→ **Short task**: Read the lines below. Copy out any that hold the string "selected".

→ **Supplied entries**:
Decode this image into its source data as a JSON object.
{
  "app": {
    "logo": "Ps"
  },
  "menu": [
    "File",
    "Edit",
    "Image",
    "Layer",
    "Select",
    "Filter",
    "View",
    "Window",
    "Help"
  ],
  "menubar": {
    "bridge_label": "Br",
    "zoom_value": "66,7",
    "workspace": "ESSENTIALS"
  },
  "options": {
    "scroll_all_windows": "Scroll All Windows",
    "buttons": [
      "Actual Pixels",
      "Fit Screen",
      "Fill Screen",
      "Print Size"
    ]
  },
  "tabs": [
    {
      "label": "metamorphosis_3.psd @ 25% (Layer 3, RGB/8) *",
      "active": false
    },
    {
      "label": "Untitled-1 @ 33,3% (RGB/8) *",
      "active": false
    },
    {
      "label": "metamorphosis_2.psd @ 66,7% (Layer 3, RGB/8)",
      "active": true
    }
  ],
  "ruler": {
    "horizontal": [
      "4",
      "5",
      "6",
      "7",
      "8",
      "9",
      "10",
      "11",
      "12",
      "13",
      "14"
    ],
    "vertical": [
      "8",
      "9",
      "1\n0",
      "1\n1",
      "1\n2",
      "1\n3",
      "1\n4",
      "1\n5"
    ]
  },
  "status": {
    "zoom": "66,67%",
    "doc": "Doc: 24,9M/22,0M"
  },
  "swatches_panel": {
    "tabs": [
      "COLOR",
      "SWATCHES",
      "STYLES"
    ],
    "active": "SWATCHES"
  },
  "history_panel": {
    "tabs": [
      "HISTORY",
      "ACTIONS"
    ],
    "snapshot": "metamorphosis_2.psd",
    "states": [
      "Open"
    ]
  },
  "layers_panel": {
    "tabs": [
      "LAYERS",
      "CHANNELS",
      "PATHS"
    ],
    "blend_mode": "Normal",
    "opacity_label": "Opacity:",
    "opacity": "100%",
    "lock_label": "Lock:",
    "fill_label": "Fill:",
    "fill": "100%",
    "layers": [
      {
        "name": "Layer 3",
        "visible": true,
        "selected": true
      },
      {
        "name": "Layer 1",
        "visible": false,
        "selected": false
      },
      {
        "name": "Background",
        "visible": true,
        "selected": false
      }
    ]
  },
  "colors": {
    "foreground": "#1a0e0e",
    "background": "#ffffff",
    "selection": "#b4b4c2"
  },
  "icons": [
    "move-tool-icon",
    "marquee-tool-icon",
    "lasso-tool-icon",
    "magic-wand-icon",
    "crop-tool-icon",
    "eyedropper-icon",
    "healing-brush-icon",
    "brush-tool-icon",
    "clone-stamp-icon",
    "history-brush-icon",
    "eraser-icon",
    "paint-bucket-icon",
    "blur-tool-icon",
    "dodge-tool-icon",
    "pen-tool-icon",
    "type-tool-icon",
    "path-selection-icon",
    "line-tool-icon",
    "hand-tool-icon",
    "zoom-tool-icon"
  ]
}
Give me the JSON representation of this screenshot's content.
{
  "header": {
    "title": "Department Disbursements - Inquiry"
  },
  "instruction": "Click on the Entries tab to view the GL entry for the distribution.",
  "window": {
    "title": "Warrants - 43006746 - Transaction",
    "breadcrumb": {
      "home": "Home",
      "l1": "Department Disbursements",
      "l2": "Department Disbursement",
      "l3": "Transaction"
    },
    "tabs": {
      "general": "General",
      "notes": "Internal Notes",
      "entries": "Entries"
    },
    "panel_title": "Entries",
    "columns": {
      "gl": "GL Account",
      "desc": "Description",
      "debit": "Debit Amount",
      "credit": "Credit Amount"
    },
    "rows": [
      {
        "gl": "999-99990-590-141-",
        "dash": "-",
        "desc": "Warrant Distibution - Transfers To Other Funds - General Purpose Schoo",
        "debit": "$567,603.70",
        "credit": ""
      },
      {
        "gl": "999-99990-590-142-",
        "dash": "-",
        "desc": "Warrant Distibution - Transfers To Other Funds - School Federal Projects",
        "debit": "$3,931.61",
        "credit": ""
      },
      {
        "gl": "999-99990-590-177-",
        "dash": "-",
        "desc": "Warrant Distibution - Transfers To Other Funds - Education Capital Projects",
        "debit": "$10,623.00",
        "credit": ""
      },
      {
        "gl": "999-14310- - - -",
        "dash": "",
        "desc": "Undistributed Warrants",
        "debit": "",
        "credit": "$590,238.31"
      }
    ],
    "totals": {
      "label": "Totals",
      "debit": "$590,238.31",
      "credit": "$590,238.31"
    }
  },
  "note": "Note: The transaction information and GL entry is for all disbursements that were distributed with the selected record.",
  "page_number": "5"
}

→ **Reply**:
        "selected": true
        "selected": false
        "selected": false
  "note": "Note: The transaction information and GL entry is for all disbursements that were distributed with the selected record.",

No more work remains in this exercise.